Task input
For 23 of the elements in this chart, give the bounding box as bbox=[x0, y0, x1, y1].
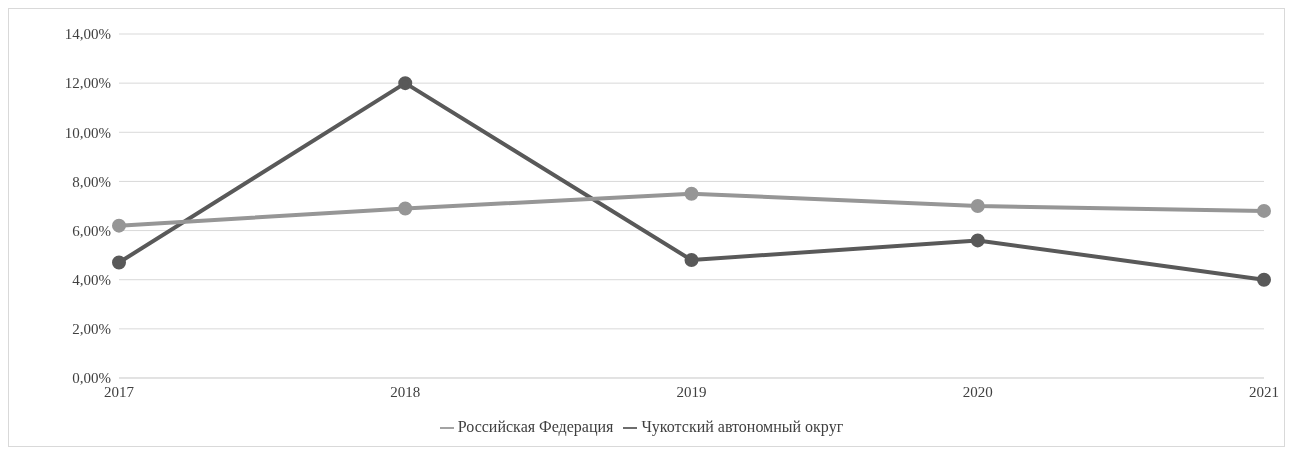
x-tick-label: 2019 bbox=[676, 383, 707, 400]
x-tick-label: 2021 bbox=[1249, 383, 1279, 400]
point bbox=[684, 186, 699, 201]
legend-label: Российская Федерация bbox=[457, 418, 614, 435]
point bbox=[1257, 272, 1271, 287]
point bbox=[970, 199, 985, 213]
point bbox=[398, 201, 413, 216]
y-tick-label: 6,00% bbox=[72, 222, 111, 239]
x-tick-label: 2018 bbox=[390, 383, 421, 400]
legend-label: Чукотский автономный округ bbox=[641, 418, 844, 435]
y-tick-label: 8,00% bbox=[72, 173, 111, 190]
y-tick-label: 14,00% bbox=[64, 26, 111, 43]
y-tick-label: 2,00% bbox=[72, 321, 111, 338]
point bbox=[398, 76, 413, 91]
y-tick-label: 12,00% bbox=[64, 75, 111, 92]
point bbox=[684, 253, 699, 268]
point bbox=[112, 255, 126, 270]
point bbox=[970, 233, 985, 248]
y-tick-label: 4,00% bbox=[72, 272, 111, 289]
x-tick-label: 2020 bbox=[962, 383, 993, 400]
y-tick-label: 10,00% bbox=[64, 124, 111, 141]
point bbox=[112, 218, 126, 233]
point bbox=[1257, 203, 1271, 218]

What you will do
Output every line of the rows above as a JSON list of strings, one string per line, skipping blank lines and leaving out the picture lines.

Exercise result
[
  "For 23 of the elements in this chart, give the bounding box as bbox=[x0, y0, x1, y1].",
  "x-tick-label: 2019 bbox=[676, 383, 707, 400]",
  "x-tick-label: 2021 bbox=[1249, 383, 1279, 400]",
  "point bbox=[684, 186, 699, 201]",
  "legend-label: Российская Федерация bbox=[457, 418, 614, 435]",
  "point bbox=[1257, 272, 1271, 287]",
  "point bbox=[970, 199, 985, 213]",
  "point bbox=[398, 201, 413, 216]",
  "y-tick-label: 6,00% bbox=[72, 222, 111, 239]",
  "x-tick-label: 2018 bbox=[390, 383, 421, 400]",
  "legend-label: Чукотский автономный округ bbox=[641, 418, 844, 435]",
  "y-tick-label: 8,00% bbox=[72, 173, 111, 190]",
  "y-tick-label: 14,00% bbox=[64, 26, 111, 43]",
  "y-tick-label: 2,00% bbox=[72, 321, 111, 338]",
  "point bbox=[398, 76, 413, 91]",
  "y-tick-label: 12,00% bbox=[64, 75, 111, 92]",
  "point bbox=[684, 253, 699, 268]",
  "point bbox=[112, 255, 126, 270]",
  "point bbox=[970, 233, 985, 248]",
  "y-tick-label: 4,00% bbox=[72, 272, 111, 289]",
  "x-tick-label: 2020 bbox=[962, 383, 993, 400]",
  "y-tick-label: 10,00% bbox=[64, 124, 111, 141]",
  "point bbox=[112, 218, 126, 233]",
  "point bbox=[1257, 203, 1271, 218]"
]